Write out the passage of the inflation targeting article below, starting with "The Reserve Bank has" and going on through "growth rates high.", with every word and mark kept as it is.

• **EXCERPT PROVIDED**
:::
By Saliem Fakir · 5 May 2008
To say that inflation targeting as a monetary policy instrument has reached a dead end, is an understatement. It was Jeremy Cronin, the South African Communist Party (SACP) leader, who poignantly noted that perhaps the Governor of the Reserve Bank, Tito Mboweni, was overdoing things and that a new vision for economic stimulation is long overdue.
Cronin, the SACP and COSATU have for a long time been told to shut up by the Mbeki camp but have of late become more vocal and strident following the ANC's Polokwane Conference.
It's good to know that there is more openness to economic debates. Post-Polokwane, there appears to be an unequivocal shift towards the left. However, one could argue that this shift is constrained by uncertainty about the degree of the leftward tilt. A paucity of ideas about how to fix the economy, so that it caters for the growing numbers of unemployed and the underclass, still prevails.
The Reserve Bank has resorted to its old penchant of playing around with the interest rates to try and fix overspending, while the Treasury has plans to boost economic growth by throwing large sums of money at infrastructure programmes. The jury is still out on whether these projects stand to benefit the poor or whether the money will be funelled into grandstanding projects such as the 2010 Soccer World Cup. There is great desperation to keep growth rates high.
:::
• **EXTRACTED INFORMATION**
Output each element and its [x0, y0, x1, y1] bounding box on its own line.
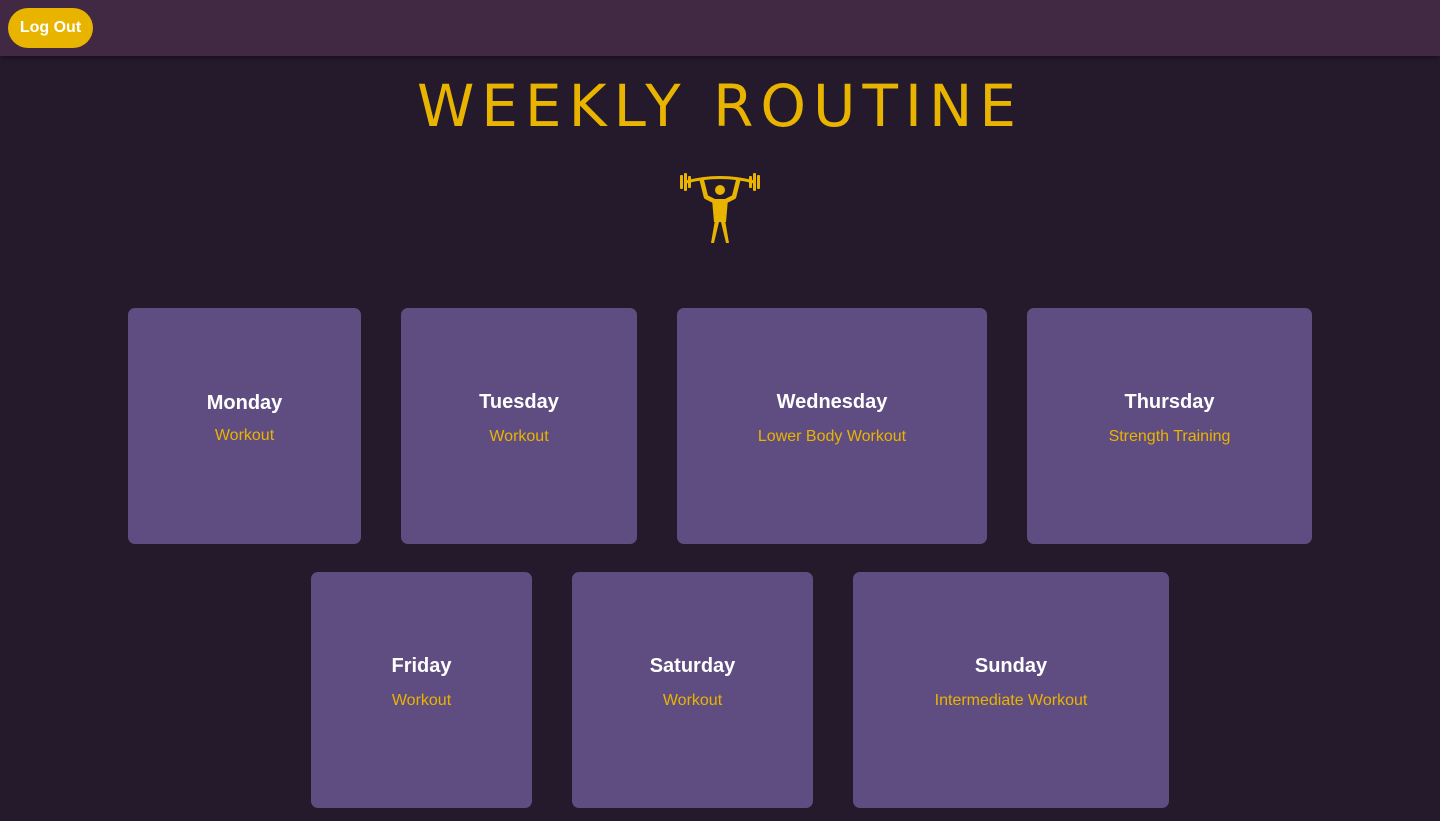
day-name: Tuesday [479, 391, 559, 413]
day-card-wednesday[interactable]: Wednesday Lower Body Workout [677, 308, 987, 544]
day-name: Monday [206, 392, 283, 414]
day-workout: Strength Training [1108, 428, 1231, 445]
day-workout: Lower Body Workout [757, 428, 907, 445]
day-card-sunday[interactable]: Sunday Intermediate Workout [853, 572, 1169, 808]
day-card-friday[interactable]: Friday Workout [311, 572, 532, 808]
weightlifter-icon [680, 173, 760, 243]
day-name: Saturday [649, 655, 736, 677]
page-title: WEEKLY ROUTINE [416, 72, 1024, 140]
day-workout: Workout [662, 692, 723, 709]
logout-button[interactable]: Log Out [8, 8, 93, 48]
day-name: Thursday [1124, 391, 1215, 413]
day-card-thursday[interactable]: Thursday Strength Training [1027, 308, 1312, 544]
day-workout: Workout [391, 692, 452, 709]
day-workout: Workout [489, 428, 549, 445]
day-workout: Workout [214, 427, 275, 444]
top-bar: Log Out [0, 0, 1440, 56]
day-workout: Intermediate Workout [934, 692, 1088, 709]
day-name: Friday [391, 655, 452, 677]
day-card-tuesday[interactable]: Tuesday Workout [401, 308, 637, 544]
day-card-monday[interactable]: Monday Workout [128, 308, 361, 544]
day-name: Sunday [974, 655, 1048, 677]
day-name: Wednesday [776, 391, 888, 413]
day-card-saturday[interactable]: Saturday Workout [572, 572, 813, 808]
:::
• **WRITTEN RESPONSE**
The Reserve Bank has resorted to its old penchant of playing around with the interest rates to try and fix overspending, while the Treasury has plans to boost economic growth by throwing large sums of money at infrastructure programmes. The jury is still out on whether these projects stand to benefit the poor or whether the money will be funelled into grandstanding projects such as the 2010 Soccer World Cup. There is great desperation to keep growth rates high.